THE PROBLEM: Only the number is wanted: count the lines that include the word "JSON".

___ DATASET ENTRIES ___

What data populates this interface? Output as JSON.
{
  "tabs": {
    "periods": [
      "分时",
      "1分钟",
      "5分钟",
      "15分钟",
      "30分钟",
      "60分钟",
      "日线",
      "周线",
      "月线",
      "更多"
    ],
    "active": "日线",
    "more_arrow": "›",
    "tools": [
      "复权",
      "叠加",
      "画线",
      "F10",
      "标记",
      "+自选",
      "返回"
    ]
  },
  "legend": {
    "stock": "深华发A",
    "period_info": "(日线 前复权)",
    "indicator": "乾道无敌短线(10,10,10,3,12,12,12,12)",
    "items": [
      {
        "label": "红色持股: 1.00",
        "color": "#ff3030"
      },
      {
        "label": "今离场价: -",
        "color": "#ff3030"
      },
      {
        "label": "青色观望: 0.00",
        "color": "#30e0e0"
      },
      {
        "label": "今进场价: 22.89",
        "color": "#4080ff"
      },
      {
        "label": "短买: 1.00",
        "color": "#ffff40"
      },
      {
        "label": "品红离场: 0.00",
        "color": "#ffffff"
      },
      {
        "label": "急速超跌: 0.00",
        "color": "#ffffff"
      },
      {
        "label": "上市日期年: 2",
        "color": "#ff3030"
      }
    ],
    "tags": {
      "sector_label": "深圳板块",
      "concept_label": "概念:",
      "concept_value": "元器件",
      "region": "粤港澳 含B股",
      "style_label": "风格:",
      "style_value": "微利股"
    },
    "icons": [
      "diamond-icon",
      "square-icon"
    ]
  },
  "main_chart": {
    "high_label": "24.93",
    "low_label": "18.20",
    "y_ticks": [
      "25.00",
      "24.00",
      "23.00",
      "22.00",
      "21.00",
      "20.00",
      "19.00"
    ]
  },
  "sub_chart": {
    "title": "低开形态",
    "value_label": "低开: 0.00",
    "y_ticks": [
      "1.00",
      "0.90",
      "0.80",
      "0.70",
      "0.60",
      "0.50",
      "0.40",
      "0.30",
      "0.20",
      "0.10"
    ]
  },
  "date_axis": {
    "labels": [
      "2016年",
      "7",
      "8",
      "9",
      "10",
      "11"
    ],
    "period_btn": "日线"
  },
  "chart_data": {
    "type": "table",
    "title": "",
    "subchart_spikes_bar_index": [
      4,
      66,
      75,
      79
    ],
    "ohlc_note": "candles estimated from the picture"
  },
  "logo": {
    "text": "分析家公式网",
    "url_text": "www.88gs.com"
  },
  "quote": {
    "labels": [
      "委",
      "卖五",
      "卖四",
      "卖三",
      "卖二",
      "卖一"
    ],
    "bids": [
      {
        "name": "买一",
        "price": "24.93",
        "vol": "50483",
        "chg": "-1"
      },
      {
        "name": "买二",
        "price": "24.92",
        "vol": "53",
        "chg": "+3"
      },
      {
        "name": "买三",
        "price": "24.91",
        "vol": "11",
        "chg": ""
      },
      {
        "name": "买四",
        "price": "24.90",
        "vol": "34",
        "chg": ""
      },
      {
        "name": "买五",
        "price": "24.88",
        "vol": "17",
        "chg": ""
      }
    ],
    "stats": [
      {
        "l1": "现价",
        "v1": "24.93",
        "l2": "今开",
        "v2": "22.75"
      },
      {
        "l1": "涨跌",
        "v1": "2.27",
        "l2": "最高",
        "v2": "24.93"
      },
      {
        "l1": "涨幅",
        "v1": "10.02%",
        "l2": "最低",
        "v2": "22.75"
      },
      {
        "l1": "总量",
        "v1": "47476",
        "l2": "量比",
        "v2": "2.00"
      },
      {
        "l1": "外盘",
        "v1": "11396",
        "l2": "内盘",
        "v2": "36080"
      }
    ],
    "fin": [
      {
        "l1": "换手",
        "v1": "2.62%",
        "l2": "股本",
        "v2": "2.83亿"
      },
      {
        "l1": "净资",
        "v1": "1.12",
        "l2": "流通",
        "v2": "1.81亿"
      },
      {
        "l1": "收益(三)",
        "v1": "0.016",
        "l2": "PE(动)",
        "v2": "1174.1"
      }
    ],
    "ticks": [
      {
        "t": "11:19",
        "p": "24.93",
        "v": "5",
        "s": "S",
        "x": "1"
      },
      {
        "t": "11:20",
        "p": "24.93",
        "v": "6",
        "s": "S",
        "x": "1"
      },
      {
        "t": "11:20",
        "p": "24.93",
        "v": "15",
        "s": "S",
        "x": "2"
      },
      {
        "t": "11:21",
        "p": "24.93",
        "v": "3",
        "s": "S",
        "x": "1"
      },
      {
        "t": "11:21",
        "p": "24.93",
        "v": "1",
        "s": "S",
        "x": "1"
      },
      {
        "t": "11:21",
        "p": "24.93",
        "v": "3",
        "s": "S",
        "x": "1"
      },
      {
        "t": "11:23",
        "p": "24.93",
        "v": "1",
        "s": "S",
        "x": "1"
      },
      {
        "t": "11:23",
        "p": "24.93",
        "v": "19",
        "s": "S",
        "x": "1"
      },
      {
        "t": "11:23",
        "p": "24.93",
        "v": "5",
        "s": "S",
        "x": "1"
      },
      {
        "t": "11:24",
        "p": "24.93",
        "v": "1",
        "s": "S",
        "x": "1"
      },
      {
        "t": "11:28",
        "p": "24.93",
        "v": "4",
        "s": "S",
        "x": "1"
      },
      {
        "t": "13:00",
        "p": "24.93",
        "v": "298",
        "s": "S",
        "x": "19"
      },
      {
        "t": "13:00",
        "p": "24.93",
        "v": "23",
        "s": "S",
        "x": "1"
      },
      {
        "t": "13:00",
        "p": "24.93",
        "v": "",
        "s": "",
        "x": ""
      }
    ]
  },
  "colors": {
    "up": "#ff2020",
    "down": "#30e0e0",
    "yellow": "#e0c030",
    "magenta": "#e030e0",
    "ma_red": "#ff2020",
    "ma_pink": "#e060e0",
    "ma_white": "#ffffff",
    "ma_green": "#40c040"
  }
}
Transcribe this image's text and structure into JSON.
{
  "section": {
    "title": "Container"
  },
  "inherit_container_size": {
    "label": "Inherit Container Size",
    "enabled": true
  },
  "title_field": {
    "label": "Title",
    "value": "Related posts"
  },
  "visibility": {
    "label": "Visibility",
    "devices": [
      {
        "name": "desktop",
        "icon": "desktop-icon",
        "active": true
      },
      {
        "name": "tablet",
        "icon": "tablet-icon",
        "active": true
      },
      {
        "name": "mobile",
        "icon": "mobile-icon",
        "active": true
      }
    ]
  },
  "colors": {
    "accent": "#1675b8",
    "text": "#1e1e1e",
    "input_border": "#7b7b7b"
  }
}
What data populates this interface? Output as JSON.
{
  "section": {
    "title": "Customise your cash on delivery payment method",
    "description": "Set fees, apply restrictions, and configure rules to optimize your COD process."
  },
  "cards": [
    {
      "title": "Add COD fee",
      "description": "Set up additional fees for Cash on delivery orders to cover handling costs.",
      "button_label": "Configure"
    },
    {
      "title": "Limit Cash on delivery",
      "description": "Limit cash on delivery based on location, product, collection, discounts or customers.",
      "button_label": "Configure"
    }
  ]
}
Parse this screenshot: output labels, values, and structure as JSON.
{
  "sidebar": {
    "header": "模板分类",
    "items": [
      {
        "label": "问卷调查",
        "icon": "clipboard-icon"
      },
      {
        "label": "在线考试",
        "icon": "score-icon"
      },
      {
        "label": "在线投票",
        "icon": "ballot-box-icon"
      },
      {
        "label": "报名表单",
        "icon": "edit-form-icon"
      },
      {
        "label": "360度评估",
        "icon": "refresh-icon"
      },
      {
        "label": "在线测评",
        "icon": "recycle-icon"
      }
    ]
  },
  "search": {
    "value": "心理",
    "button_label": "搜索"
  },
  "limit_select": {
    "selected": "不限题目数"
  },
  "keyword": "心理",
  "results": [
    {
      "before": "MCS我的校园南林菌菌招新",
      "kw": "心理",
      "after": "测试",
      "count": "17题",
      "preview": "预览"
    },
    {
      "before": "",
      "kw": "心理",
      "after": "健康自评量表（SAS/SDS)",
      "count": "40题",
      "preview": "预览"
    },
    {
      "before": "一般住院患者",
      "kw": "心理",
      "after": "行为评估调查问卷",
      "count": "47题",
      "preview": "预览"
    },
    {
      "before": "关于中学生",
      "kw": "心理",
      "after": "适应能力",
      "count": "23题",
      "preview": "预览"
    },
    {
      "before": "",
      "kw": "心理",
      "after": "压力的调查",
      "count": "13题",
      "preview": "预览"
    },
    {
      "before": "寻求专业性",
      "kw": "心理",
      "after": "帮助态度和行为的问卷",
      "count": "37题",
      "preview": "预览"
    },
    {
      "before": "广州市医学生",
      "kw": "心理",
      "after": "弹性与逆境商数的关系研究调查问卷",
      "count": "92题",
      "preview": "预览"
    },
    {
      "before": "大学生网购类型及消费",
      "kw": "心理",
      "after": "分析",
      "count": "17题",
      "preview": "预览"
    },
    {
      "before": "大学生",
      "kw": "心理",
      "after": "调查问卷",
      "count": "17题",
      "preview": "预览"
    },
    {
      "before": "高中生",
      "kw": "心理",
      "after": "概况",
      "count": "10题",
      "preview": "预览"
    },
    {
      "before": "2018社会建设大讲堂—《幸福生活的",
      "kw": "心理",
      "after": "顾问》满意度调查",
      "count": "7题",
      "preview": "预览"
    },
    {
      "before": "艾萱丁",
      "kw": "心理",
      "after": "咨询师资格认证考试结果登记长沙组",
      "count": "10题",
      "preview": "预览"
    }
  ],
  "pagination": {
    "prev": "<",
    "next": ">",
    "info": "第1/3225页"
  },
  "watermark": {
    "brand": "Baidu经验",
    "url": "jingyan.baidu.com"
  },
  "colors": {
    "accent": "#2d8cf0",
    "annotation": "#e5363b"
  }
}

___

REPLY TO THE TASK: 4